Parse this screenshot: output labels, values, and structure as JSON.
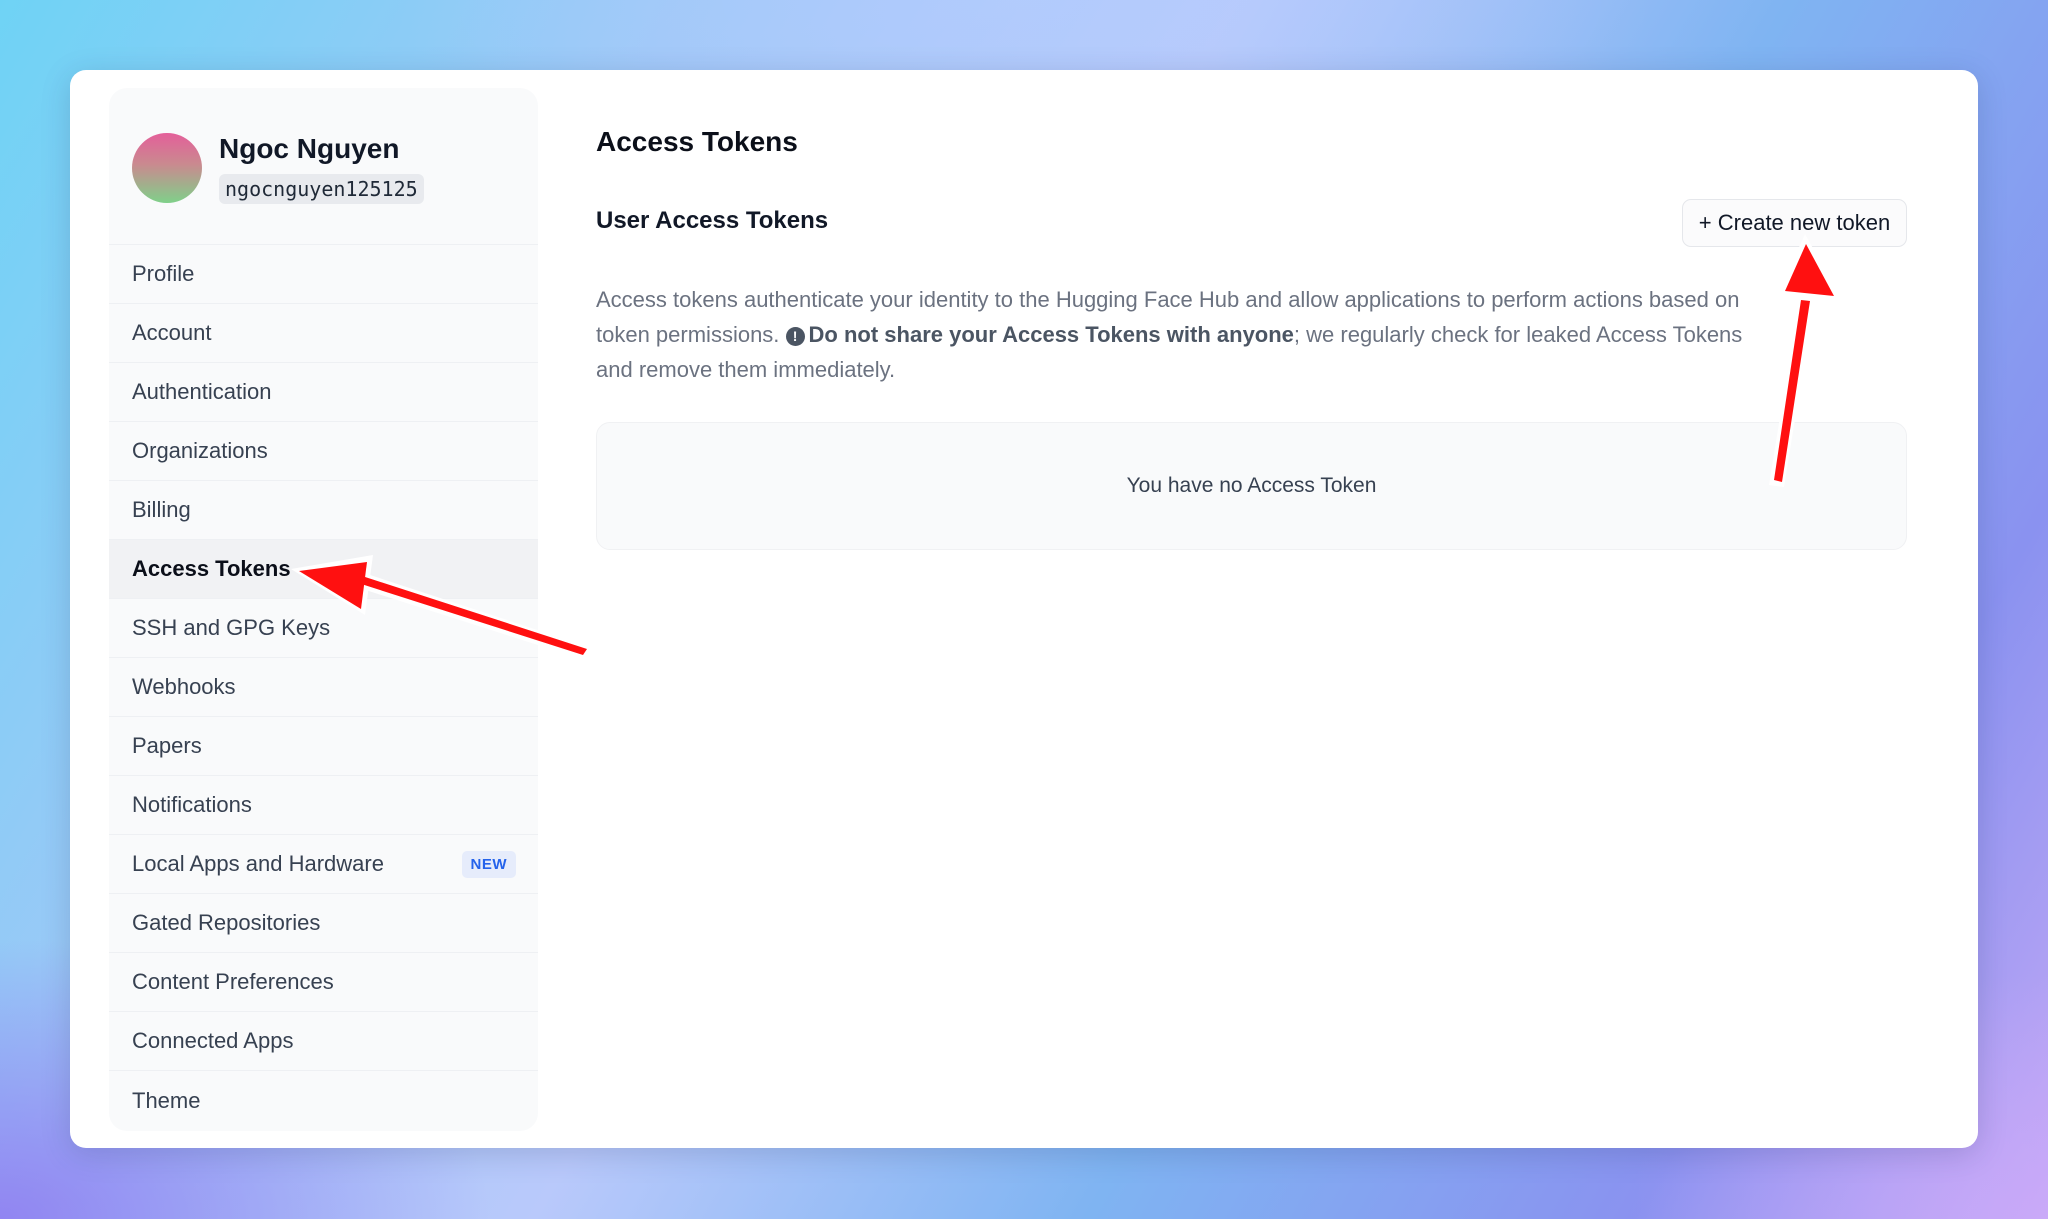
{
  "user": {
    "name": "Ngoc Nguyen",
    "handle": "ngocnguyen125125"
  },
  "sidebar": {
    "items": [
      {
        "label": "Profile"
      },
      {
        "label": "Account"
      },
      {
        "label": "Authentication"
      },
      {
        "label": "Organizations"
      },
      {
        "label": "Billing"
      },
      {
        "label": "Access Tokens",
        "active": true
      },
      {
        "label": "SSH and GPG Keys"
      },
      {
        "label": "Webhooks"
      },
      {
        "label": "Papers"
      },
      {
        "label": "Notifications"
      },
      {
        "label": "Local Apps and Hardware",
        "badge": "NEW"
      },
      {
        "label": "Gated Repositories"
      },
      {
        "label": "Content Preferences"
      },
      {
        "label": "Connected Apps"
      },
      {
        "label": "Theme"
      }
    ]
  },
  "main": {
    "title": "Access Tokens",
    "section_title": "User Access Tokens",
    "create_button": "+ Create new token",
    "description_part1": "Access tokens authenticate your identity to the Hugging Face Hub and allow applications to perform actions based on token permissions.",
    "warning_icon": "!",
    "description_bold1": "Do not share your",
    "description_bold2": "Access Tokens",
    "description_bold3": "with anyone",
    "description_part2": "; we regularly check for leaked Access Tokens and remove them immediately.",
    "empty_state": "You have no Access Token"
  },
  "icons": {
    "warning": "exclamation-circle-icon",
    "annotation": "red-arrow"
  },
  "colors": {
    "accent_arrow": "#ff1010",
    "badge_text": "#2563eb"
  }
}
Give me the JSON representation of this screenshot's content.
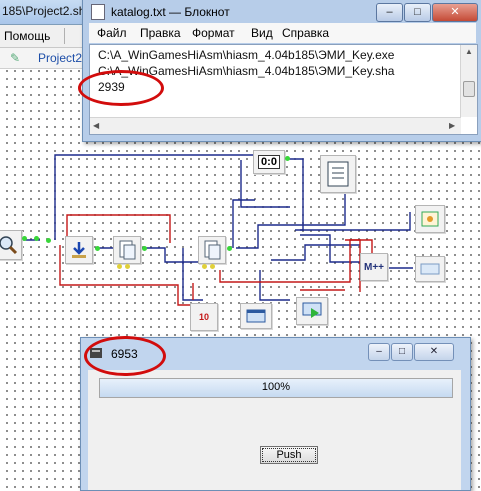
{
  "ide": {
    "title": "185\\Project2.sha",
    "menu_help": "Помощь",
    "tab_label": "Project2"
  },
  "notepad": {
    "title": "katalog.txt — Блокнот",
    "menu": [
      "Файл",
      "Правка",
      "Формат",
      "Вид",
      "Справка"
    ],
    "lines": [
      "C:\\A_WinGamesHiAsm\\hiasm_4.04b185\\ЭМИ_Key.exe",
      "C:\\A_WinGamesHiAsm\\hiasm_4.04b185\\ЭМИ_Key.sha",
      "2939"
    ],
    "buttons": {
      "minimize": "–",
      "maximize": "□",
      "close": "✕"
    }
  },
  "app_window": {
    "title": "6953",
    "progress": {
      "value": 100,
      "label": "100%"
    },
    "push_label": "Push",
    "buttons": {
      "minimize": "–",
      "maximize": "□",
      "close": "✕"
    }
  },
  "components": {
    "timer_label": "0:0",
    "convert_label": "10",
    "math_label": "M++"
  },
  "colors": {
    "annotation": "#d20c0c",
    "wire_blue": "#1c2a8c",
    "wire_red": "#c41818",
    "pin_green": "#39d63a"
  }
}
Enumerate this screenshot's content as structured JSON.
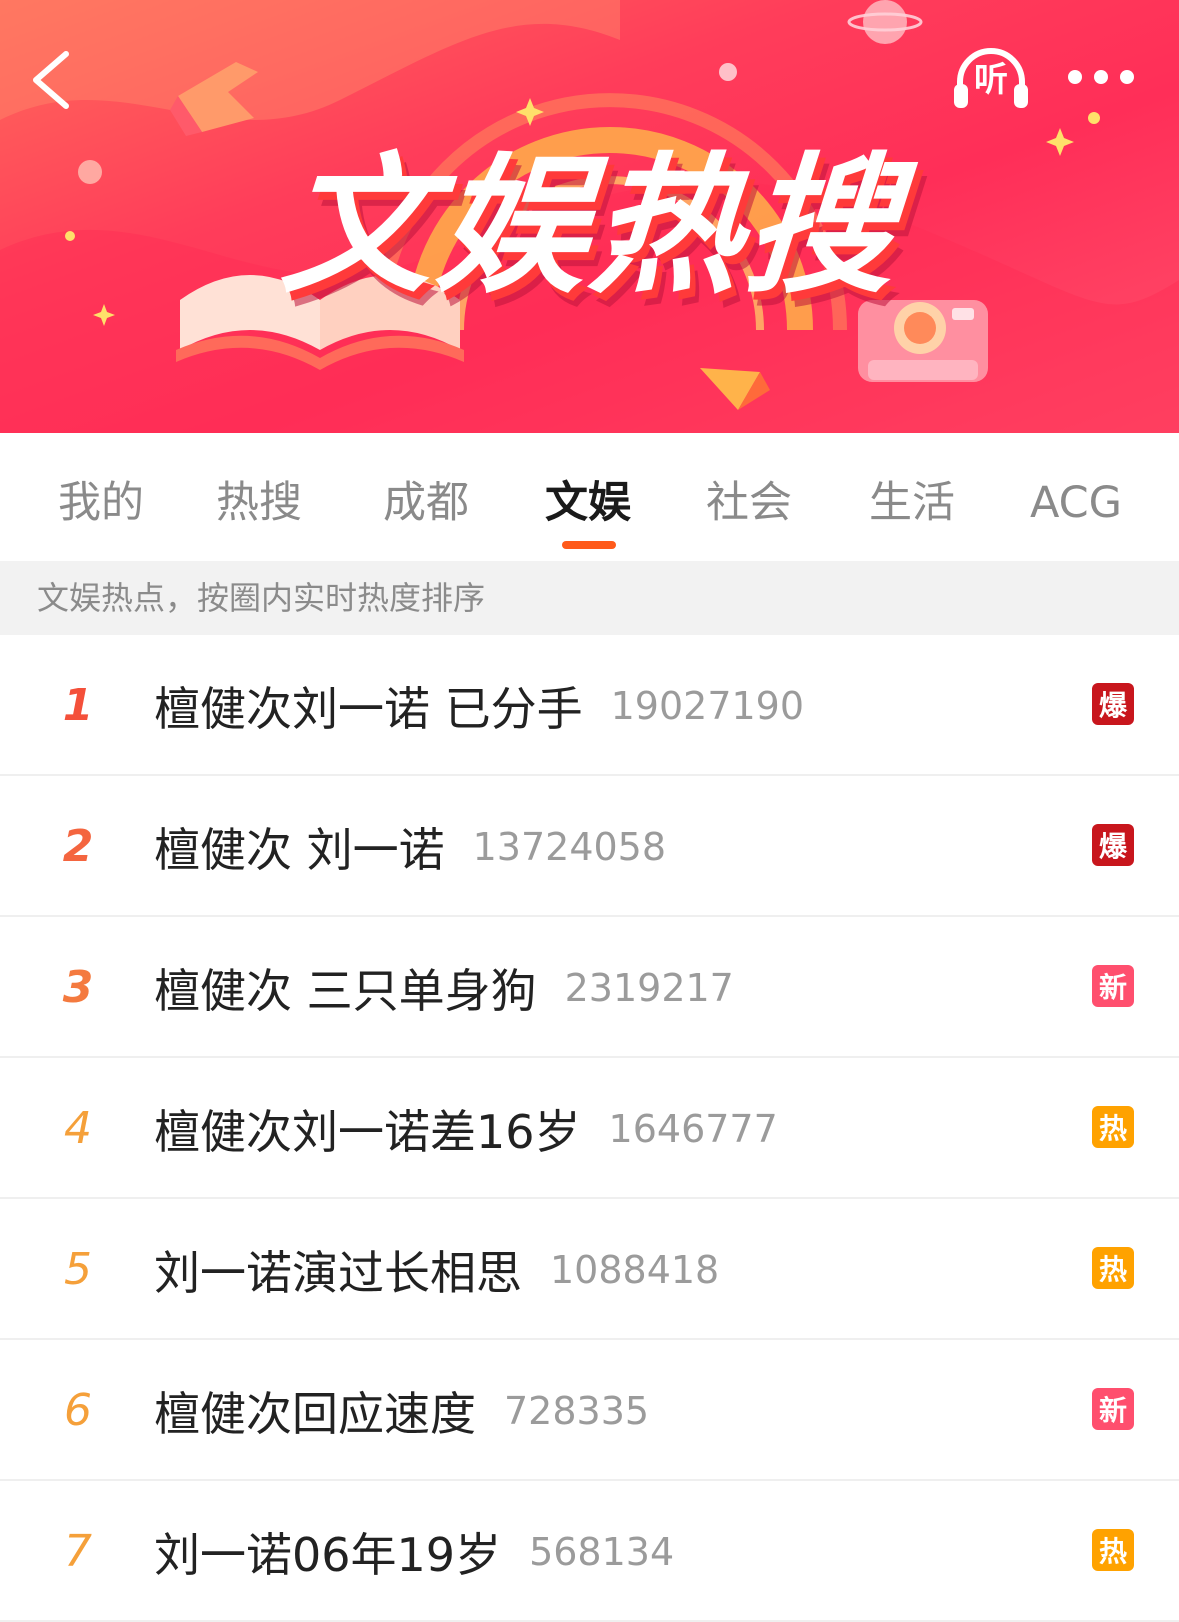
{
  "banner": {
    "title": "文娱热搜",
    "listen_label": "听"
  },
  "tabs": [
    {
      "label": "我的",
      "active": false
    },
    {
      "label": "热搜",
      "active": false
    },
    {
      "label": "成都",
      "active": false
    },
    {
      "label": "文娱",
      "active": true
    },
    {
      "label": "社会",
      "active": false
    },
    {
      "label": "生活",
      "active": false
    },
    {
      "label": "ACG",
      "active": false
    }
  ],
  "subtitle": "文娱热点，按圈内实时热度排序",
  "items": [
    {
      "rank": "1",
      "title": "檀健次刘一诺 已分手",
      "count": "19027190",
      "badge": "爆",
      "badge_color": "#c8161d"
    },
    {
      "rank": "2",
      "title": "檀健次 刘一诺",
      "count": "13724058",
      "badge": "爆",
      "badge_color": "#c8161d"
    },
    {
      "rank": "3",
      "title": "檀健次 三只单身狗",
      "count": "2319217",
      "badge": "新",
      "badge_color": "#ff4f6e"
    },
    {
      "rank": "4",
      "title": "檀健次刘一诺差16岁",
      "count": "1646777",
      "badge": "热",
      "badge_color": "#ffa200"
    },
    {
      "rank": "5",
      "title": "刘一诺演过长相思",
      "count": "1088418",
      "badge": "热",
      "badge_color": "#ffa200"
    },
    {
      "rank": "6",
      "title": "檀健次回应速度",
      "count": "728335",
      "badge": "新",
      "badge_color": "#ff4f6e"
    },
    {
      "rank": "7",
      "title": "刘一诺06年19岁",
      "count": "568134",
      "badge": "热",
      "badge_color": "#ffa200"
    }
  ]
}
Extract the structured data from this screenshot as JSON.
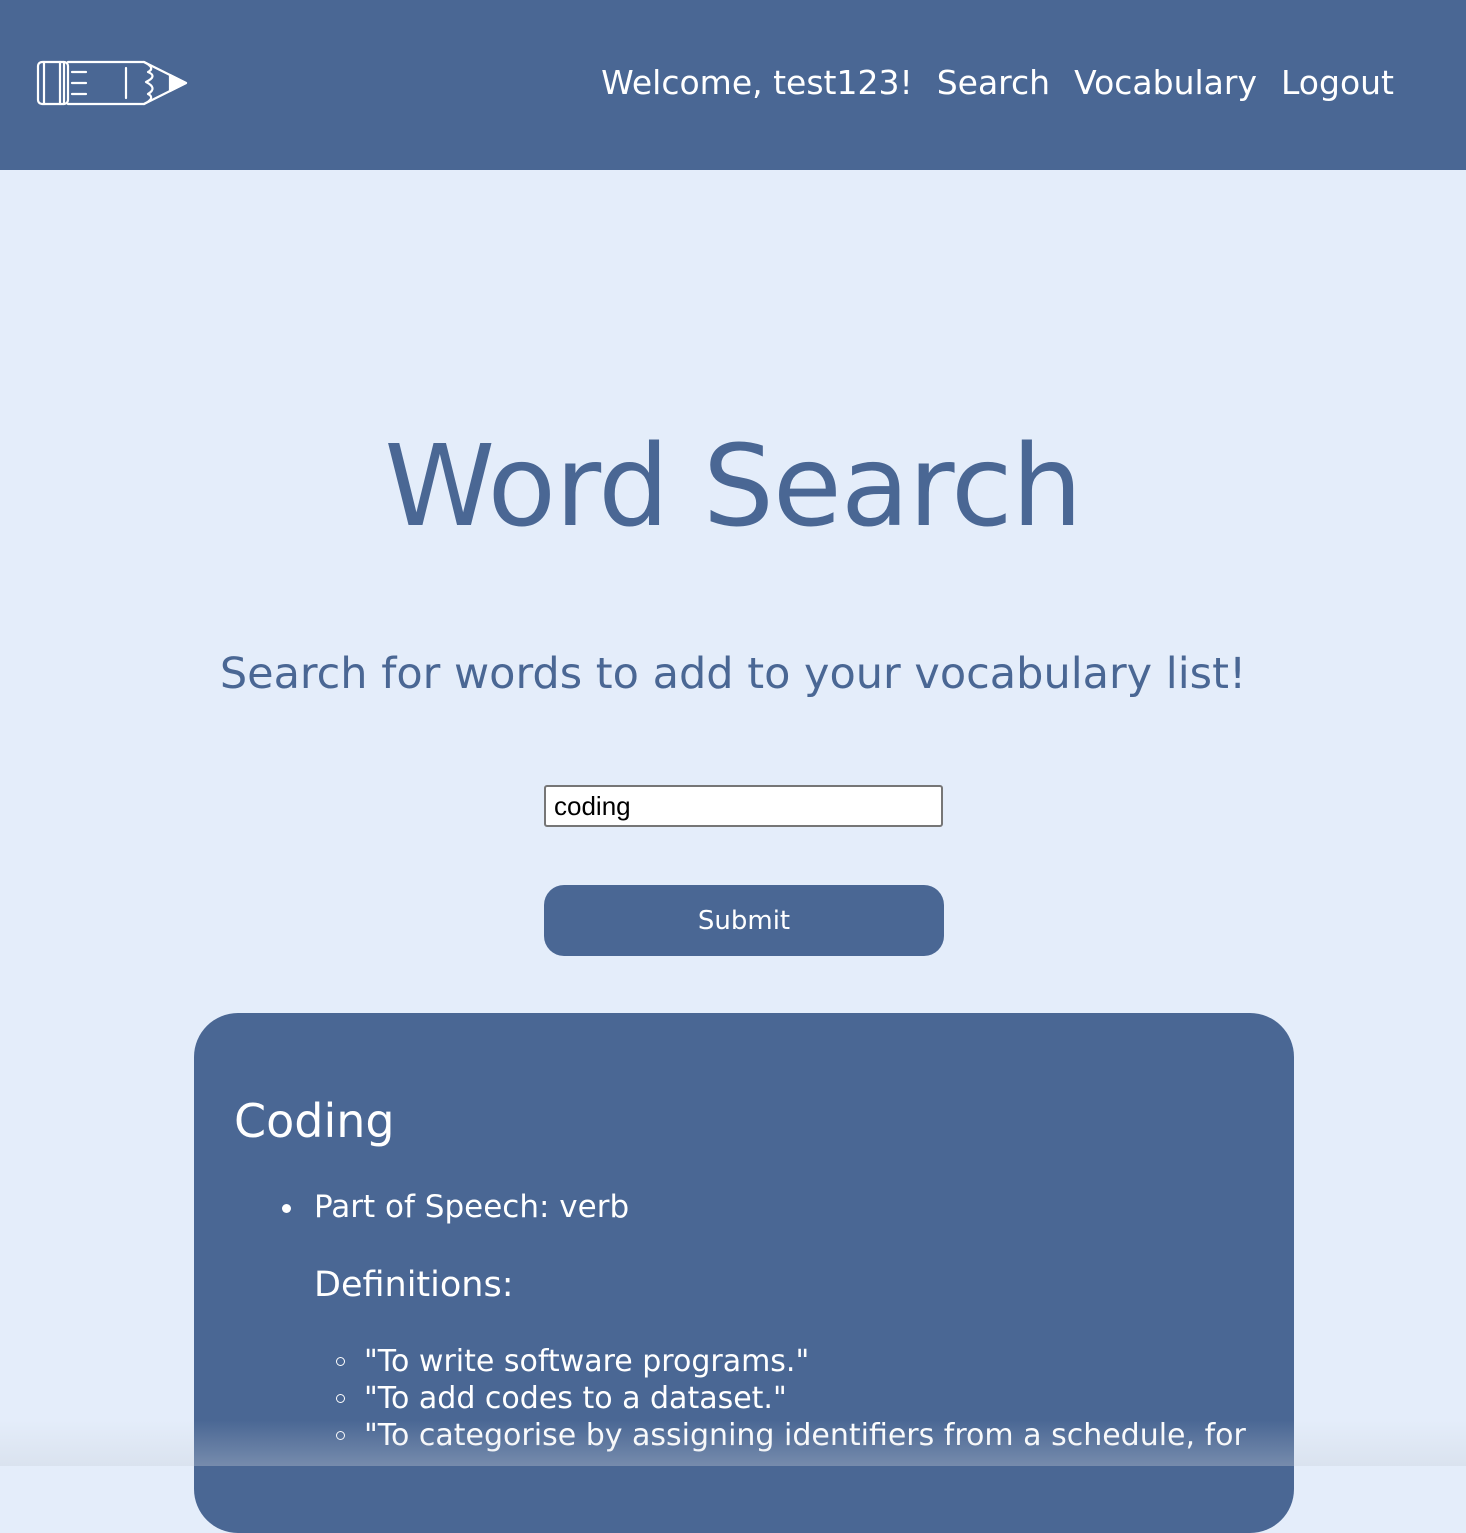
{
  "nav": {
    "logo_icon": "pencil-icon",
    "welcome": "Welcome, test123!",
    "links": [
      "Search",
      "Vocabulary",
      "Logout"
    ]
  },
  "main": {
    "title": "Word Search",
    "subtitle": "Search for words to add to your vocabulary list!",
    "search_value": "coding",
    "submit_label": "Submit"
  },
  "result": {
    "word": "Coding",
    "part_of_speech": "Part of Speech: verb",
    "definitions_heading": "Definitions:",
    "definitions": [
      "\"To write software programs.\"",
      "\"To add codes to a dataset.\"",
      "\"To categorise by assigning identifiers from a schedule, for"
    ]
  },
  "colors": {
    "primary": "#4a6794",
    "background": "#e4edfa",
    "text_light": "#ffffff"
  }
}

-.-.-

Locate all lines holding the word "annotation", then copy them out.

▶ Answer for this exercise:
    "annotation": "red-arrow"
    "annotation": "#d20c0c",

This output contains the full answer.